* Exercise prompt *
All records are to be retyped faithfully and completely.
== Record excerpts
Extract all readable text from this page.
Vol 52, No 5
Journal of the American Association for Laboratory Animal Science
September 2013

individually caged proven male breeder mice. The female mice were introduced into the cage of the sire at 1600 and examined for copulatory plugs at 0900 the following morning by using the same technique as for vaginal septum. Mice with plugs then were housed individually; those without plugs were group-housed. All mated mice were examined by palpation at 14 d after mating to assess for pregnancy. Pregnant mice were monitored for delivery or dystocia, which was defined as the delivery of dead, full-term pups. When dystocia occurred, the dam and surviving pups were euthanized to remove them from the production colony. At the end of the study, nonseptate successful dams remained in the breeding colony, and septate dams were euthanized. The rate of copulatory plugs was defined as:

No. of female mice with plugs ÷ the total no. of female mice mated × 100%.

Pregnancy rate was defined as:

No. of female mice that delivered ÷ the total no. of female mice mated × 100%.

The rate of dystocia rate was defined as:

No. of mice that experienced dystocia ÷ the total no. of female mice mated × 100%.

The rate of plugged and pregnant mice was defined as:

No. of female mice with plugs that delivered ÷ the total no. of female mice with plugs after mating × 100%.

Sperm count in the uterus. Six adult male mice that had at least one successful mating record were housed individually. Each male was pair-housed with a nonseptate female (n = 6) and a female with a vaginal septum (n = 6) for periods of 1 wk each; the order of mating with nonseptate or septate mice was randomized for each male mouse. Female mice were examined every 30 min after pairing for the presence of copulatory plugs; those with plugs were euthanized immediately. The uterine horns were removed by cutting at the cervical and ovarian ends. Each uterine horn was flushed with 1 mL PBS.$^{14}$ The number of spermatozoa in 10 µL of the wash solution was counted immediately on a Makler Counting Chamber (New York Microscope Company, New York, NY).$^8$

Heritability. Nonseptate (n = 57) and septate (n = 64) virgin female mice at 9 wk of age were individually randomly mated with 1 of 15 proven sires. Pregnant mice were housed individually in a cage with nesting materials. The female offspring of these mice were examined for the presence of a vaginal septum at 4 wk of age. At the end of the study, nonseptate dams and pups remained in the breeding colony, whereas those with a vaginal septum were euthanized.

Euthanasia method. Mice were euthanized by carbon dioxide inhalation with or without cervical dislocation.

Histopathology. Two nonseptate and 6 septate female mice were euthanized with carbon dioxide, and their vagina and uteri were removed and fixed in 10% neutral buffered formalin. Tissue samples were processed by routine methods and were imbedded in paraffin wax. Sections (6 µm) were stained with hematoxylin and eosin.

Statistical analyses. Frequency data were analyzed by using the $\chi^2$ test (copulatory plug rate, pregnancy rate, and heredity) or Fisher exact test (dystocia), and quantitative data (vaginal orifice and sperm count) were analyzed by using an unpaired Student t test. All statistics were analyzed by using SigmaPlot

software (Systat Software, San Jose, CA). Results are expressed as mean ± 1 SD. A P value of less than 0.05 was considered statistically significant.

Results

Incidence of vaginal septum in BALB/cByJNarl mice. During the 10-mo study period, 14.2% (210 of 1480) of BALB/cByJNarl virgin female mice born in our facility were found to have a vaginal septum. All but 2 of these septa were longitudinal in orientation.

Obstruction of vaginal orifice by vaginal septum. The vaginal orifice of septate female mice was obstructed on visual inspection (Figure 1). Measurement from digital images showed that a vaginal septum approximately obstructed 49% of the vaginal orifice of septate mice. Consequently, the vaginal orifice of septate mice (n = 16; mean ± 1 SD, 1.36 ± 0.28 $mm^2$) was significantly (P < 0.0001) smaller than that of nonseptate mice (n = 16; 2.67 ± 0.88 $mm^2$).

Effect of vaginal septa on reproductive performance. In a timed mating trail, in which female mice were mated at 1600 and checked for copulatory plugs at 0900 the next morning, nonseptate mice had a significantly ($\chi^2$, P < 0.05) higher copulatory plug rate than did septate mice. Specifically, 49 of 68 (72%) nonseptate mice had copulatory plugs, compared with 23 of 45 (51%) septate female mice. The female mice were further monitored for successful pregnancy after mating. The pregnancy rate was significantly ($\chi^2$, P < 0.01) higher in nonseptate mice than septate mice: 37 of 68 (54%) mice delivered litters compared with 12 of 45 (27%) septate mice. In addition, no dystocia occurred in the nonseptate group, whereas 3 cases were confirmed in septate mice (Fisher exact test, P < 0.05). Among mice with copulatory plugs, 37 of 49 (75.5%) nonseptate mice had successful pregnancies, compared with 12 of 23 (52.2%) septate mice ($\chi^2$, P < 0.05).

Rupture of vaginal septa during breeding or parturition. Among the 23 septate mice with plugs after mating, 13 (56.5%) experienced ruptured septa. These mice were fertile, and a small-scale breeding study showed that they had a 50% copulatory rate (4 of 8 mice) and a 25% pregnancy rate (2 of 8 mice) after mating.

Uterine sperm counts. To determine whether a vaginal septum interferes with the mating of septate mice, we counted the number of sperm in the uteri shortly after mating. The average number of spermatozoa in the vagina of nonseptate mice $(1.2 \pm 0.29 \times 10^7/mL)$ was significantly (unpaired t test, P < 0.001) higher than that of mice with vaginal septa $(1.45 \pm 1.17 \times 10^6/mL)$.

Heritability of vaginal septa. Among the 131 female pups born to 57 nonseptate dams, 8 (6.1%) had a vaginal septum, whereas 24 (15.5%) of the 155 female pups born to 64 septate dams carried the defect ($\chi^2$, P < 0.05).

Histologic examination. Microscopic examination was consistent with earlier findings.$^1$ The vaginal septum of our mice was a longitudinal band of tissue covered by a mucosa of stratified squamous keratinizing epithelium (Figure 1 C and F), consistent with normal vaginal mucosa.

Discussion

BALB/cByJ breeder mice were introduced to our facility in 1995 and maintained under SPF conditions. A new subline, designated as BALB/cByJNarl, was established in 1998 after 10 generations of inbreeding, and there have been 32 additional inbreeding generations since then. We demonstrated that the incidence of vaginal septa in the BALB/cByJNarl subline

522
====
* Task result *
Extract all readable text from this page.
Vol 52, No 5
Journal of the American Association for Laboratory Animal Science
September 2013

individually caged proven male breeder mice. The female mice were introduced into the cage of the sire at 1600 and examined for copulatory plugs at 0900 the following morning by using the same technique as for vaginal septum. Mice with plugs then were housed individually; those without plugs were group-housed. All mated mice were examined by palpation at 14 d after mating to assess for pregnancy. Pregnant mice were monitored for delivery or dystocia, which was defined as the delivery of dead, full-term pups. When dystocia occurred, the dam and surviving pups were euthanized to remove them from the production colony. At the end of the study, nonseptate successful dams remained in the breeding colony, and septate dams were euthanized. The rate of copulatory plugs was defined as:

No. of female mice with plugs ÷ the total no. of female mice mated × 100%.

Pregnancy rate was defined as:

No. of female mice that delivered ÷ the total no. of female mice mated × 100%.

The rate of dystocia rate was defined as:

No. of mice that experienced dystocia ÷ the total no. of female mice mated × 100%.

The rate of plugged and pregnant mice was defined as:

No. of female mice with plugs that delivered ÷ the total no. of female mice with plugs after mating × 100%.

Sperm count in the uterus. Six adult male mice that had at least one successful mating record were housed individually. Each male was pair-housed with a nonseptate female (n = 6) and a female with a vaginal septum (n = 6) for periods of 1 wk each; the order of mating with nonseptate or septate mice was randomized for each male mouse. Female mice were examined every 30 min after pairing for the presence of copulatory plugs; those with plugs were euthanized immediately. The uterine horns were removed by cutting at the cervical and ovarian ends. Each uterine horn was flushed with 1 mL PBS.$^{14}$ The number of spermatozoa in 10 µL of the wash solution was counted immediately on a Makler Counting Chamber (New York Microscope Company, New York, NY).$^8$

Heritability. Nonseptate (n = 57) and septate (n = 64) virgin female mice at 9 wk of age were individually randomly mated with 1 of 15 proven sires. Pregnant mice were housed individually in a cage with nesting materials. The female offspring of these mice were examined for the presence of a vaginal septum at 4 wk of age. At the end of the study, nonseptate dams and pups remained in the breeding colony, whereas those with a vaginal septum were euthanized.

Euthanasia method. Mice were euthanized by carbon dioxide inhalation with or without cervical dislocation.

Histopathology. Two nonseptate and 6 septate female mice were euthanized with carbon dioxide, and their vagina and uteri were removed and fixed in 10% neutral buffered formalin. Tissue samples were processed by routine methods and were imbedded in paraffin wax. Sections (6 µm) were stained with hematoxylin and eosin.

Statistical analyses. Frequency data were analyzed by using the $\chi^2$ test (copulatory plug rate, pregnancy rate, and heredity) or Fisher exact test (dystocia), and quantitative data (vaginal orifice and sperm count) were analyzed by using an unpaired Student t test. All statistics were analyzed by using SigmaPlot

software (Systat Software, San Jose, CA). Results are expressed as mean ± 1 SD. A P value of less than 0.05 was considered statistically significant.

Results

Incidence of vaginal septum in BALB/cByJNarl mice. During the 10-mo study period, 14.2% (210 of 1480) of BALB/cByJNarl virgin female mice born in our facility were found to have a vaginal septum. All but 2 of these septa were longitudinal in orientation.

Obstruction of vaginal orifice by vaginal septum. The vaginal orifice of septate female mice was obstructed on visual inspection (Figure 1). Measurement from digital images showed that a vaginal septum approximately obstructed 49% of the vaginal orifice of septate mice. Consequently, the vaginal orifice of septate mice (n = 16; mean ± 1 SD, 1.36 ± 0.28 $mm^2$) was significantly (P < 0.0001) smaller than that of nonseptate mice (n = 16; 2.67 ± 0.88 $mm^2$).

Effect of vaginal septa on reproductive performance. In a timed mating trail, in which female mice were mated at 1600 and checked for copulatory plugs at 0900 the next morning, nonseptate mice had a significantly ($\chi^2$, P < 0.05) higher copulatory plug rate than did septate mice. Specifically, 49 of 68 (72%) nonseptate mice had copulatory plugs, compared with 23 of 45 (51%) septate female mice. The female mice were further monitored for successful pregnancy after mating. The pregnancy rate was significantly ($\chi^2$, P < 0.01) higher in nonseptate mice than septate mice: 37 of 68 (54%) mice delivered litters compared with 12 of 45 (27%) septate mice. In addition, no dystocia occurred in the nonseptate group, whereas 3 cases were confirmed in septate mice (Fisher exact test, P < 0.05). Among mice with copulatory plugs, 37 of 49 (75.5%) nonseptate mice had successful pregnancies, compared with 12 of 23 (52.2%) septate mice ($\chi^2$, P < 0.05).

Rupture of vaginal septa during breeding or parturition. Among the 23 septate mice with plugs after mating, 13 (56.5%) experienced ruptured septa. These mice were fertile, and a small-scale breeding study showed that they had a 50% copulatory rate (4 of 8 mice) and a 25% pregnancy rate (2 of 8 mice) after mating.

Uterine sperm counts. To determine whether a vaginal septum interferes with the mating of septate mice, we counted the number of sperm in the uteri shortly after mating. The average number of spermatozoa in the vagina of nonseptate mice $(1.2 \pm 0.29 \times 10^7/mL)$ was significantly (unpaired t test, P < 0.001) higher than that of mice with vaginal septa $(1.45 \pm 1.17 \times 10^6/mL)$.

Heritability of vaginal septa. Among the 131 female pups born to 57 nonseptate dams, 8 (6.1%) had a vaginal septum, whereas 24 (15.5%) of the 155 female pups born to 64 septate dams carried the defect ($\chi^2$, P < 0.05).

Histologic examination. Microscopic examination was consistent with earlier findings.$^1$ The vaginal septum of our mice was a longitudinal band of tissue covered by a mucosa of stratified squamous keratinizing epithelium (Figure 1 C and F), consistent with normal vaginal mucosa.

Discussion

BALB/cByJ breeder mice were introduced to our facility in 1995 and maintained under SPF conditions. A new subline, designated as BALB/cByJNarl, was established in 1998 after 10 generations of inbreeding, and there have been 32 additional inbreeding generations since then. We demonstrated that the incidence of vaginal septa in the BALB/cByJNarl subline

522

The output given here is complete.